Written problem: Pull out every line below that contains the word "lawful".

** BEGIN Task data **

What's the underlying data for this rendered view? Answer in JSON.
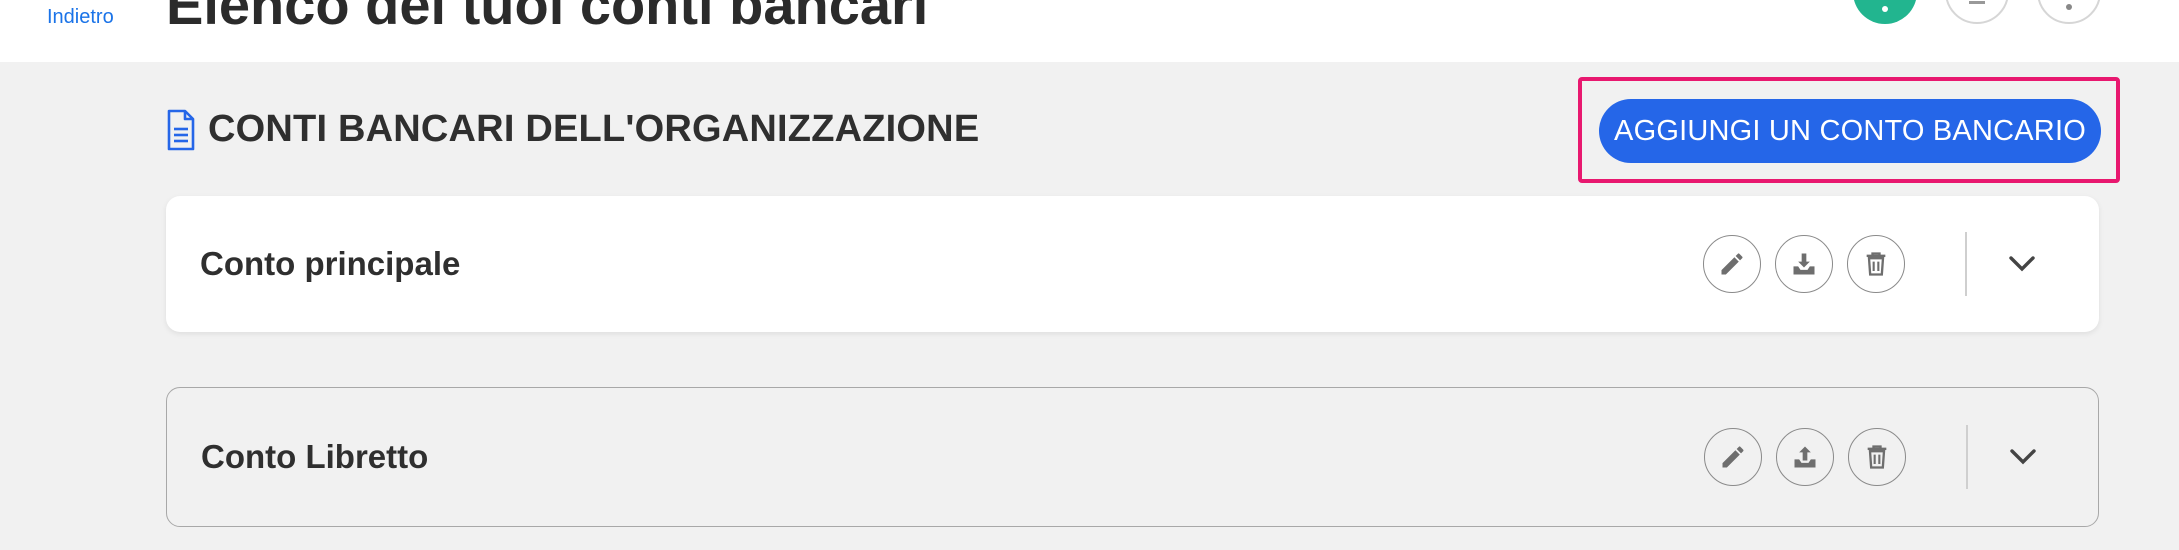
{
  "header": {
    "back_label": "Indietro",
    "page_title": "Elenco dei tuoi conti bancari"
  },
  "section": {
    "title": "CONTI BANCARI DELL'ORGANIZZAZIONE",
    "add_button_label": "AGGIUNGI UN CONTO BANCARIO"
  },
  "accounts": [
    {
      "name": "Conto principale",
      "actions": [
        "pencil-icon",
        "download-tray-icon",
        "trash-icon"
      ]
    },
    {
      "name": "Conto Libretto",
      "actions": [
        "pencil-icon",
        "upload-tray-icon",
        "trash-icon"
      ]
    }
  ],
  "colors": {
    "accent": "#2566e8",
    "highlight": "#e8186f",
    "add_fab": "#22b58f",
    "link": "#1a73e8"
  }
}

** END Task data **
** BEGIN Task data **

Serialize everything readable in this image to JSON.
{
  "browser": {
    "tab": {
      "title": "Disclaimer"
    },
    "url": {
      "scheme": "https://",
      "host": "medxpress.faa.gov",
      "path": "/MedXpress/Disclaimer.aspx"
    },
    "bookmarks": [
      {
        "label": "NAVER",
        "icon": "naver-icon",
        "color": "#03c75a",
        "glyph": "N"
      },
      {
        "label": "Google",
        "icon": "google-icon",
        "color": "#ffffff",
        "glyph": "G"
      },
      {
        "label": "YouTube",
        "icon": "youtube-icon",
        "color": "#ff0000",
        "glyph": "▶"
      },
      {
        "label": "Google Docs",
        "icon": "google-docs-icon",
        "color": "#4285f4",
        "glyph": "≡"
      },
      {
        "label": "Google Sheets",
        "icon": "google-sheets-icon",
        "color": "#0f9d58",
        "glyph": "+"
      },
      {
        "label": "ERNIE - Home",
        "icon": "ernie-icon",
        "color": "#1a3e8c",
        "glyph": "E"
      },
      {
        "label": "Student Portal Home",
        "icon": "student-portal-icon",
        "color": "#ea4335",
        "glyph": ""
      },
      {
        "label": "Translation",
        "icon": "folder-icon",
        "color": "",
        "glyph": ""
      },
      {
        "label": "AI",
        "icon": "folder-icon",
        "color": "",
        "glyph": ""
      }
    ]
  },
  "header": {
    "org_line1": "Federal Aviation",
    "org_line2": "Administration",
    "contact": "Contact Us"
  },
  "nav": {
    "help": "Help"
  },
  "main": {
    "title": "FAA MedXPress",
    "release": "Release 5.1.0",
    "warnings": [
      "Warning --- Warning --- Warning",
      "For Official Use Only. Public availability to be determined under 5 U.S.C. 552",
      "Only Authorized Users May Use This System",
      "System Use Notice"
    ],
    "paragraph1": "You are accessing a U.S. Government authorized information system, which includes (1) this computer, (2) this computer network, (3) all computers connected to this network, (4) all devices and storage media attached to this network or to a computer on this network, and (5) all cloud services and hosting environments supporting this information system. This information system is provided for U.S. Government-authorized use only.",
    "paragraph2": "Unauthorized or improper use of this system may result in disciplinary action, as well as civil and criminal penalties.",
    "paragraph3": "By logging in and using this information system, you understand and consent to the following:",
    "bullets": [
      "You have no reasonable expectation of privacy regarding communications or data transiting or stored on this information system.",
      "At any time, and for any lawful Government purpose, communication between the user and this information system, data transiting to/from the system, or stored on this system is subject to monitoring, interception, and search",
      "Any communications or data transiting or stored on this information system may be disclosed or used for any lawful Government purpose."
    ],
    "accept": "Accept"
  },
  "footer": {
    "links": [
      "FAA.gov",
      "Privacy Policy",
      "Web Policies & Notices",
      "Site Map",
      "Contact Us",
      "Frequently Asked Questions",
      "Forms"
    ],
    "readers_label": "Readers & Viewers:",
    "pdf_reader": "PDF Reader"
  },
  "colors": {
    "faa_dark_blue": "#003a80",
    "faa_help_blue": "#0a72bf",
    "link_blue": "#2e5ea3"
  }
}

** END Task data **
** BEGIN Task data **

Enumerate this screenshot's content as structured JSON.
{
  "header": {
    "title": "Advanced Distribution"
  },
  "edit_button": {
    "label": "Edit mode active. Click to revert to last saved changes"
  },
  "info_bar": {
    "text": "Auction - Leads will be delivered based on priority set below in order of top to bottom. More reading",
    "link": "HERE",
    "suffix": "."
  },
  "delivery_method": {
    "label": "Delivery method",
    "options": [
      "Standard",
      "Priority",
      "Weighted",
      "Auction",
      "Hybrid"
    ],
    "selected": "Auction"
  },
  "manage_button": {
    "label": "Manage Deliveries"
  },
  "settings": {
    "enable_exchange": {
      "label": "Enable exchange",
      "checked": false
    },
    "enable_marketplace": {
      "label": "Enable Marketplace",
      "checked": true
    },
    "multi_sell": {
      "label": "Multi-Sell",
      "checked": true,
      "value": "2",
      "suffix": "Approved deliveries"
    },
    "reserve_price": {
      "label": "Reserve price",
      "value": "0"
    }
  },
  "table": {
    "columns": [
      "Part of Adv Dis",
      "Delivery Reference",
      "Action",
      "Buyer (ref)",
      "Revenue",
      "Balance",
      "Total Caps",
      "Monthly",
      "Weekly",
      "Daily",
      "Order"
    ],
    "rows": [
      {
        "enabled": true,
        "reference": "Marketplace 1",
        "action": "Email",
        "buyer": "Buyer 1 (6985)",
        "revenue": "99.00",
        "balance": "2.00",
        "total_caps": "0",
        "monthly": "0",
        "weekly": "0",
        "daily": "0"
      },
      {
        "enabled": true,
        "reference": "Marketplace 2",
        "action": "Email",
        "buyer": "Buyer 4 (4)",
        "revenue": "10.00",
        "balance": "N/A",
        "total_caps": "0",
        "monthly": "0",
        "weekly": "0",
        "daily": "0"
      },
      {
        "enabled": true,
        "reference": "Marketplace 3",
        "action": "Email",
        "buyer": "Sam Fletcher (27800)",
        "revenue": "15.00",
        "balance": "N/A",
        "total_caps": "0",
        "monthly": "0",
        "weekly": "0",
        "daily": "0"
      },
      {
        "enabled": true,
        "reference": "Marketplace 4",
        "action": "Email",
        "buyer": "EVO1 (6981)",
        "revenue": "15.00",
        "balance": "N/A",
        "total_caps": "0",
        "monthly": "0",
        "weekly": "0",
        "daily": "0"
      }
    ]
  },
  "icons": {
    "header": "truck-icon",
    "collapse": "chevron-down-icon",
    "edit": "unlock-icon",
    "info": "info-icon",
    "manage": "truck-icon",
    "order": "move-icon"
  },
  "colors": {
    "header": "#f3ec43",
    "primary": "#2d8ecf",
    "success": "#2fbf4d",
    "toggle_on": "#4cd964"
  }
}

** END Task data **

Written answer:
      "At any time, and for any lawful Government purpose, communication between the user and this information system, data transiting to/from the system, or stored on this system is subject to monitoring, interception, and search",
      "Any communications or data transiting or stored on this information system may be disclosed or used for any lawful Government purpose."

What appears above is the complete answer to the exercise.